%%
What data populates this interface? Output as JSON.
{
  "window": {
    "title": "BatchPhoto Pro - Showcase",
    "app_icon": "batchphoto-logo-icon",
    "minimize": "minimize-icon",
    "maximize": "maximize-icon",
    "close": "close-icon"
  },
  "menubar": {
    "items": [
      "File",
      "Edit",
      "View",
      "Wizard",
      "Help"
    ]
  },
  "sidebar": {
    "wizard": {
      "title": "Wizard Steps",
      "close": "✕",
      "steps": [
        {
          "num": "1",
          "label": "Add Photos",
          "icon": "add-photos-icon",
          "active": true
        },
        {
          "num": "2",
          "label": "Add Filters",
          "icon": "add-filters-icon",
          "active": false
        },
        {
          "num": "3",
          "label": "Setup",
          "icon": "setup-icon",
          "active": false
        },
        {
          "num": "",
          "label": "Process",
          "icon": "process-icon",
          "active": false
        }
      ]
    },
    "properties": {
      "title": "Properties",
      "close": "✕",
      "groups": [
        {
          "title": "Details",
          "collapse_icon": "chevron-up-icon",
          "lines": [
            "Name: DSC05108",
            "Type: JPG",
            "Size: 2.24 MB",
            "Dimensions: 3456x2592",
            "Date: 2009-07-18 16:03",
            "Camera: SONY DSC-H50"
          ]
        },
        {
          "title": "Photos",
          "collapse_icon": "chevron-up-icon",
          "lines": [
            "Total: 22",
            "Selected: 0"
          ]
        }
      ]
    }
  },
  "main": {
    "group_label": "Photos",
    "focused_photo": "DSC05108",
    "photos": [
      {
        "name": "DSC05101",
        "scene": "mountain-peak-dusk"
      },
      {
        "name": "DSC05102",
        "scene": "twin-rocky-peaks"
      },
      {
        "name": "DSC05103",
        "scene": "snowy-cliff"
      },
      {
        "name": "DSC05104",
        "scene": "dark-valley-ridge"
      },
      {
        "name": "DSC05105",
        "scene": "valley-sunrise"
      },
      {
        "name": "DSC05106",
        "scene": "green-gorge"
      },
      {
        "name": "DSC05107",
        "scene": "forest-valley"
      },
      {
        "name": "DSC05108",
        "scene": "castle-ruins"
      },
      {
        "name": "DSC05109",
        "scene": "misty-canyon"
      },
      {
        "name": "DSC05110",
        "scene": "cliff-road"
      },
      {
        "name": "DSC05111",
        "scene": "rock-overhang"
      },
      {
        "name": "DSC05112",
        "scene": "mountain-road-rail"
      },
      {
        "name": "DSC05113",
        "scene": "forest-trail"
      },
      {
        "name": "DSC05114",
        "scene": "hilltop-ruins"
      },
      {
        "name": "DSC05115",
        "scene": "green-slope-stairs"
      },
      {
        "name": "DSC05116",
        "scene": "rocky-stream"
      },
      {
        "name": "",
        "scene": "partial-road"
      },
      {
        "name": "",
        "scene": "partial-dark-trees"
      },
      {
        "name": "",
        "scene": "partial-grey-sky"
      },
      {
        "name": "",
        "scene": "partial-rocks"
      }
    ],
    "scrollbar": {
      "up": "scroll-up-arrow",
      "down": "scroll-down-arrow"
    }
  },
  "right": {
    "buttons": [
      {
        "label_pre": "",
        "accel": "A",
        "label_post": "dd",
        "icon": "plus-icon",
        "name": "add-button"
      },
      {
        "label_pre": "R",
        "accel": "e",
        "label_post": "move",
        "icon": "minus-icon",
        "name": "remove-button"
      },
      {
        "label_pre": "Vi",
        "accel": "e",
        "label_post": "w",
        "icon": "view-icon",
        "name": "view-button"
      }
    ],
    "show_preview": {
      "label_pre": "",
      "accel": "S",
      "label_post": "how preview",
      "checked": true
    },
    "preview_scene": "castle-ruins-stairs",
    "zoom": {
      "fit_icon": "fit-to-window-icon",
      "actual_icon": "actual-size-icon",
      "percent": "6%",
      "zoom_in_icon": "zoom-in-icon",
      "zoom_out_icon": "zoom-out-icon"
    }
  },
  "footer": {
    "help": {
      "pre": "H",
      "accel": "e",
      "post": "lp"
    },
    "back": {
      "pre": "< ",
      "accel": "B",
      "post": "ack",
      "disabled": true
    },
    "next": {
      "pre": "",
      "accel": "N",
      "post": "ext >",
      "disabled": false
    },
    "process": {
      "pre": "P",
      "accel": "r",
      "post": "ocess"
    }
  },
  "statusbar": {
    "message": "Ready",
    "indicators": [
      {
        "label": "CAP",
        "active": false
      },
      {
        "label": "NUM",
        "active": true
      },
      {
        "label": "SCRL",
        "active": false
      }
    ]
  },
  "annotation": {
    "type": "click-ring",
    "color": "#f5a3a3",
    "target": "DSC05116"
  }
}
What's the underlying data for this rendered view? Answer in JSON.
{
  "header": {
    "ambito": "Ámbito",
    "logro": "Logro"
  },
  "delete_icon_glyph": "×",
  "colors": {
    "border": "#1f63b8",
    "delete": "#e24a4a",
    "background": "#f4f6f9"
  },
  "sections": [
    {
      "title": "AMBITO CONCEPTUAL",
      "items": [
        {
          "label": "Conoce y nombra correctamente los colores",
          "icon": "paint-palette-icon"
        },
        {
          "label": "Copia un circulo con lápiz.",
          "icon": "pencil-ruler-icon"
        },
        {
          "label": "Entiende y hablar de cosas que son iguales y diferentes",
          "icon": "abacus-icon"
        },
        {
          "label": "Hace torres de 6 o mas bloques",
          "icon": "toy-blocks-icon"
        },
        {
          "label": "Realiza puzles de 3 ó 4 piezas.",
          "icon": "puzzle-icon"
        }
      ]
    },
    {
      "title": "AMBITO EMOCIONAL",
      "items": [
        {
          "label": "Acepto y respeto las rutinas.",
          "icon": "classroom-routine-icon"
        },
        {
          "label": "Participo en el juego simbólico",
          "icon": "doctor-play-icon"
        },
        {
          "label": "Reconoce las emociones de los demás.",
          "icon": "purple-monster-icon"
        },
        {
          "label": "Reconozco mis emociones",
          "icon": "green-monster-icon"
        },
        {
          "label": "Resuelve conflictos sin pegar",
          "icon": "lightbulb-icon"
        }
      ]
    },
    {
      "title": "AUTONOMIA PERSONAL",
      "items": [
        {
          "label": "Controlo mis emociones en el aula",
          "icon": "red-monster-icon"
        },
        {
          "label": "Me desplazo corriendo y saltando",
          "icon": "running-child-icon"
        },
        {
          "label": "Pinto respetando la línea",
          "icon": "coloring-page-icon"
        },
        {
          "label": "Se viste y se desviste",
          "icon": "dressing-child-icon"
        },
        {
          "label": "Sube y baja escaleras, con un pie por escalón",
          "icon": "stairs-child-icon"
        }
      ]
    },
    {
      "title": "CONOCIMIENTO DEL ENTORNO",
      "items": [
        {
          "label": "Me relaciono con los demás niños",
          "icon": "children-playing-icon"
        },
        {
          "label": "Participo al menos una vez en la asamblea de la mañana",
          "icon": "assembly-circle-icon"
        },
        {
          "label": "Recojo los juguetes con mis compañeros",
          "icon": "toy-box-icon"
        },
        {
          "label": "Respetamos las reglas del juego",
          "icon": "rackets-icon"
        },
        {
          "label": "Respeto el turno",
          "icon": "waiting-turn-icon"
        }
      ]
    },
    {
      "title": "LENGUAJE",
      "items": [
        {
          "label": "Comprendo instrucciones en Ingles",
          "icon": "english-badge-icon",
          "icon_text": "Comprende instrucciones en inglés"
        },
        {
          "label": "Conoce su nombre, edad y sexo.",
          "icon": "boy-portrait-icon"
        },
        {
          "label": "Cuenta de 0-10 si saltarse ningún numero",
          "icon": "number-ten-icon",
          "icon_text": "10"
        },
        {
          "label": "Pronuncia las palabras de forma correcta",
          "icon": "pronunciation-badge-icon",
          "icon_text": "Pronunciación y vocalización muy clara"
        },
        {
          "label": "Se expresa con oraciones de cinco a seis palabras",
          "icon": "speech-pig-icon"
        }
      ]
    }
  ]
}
%%
Directions: Look through the entries and find each line that has the string "palabras". Copy those lines.

Full answer:
          "label": "Pronuncia las palabras de forma correcta",
          "label": "Se expresa con oraciones de cinco a seis palabras",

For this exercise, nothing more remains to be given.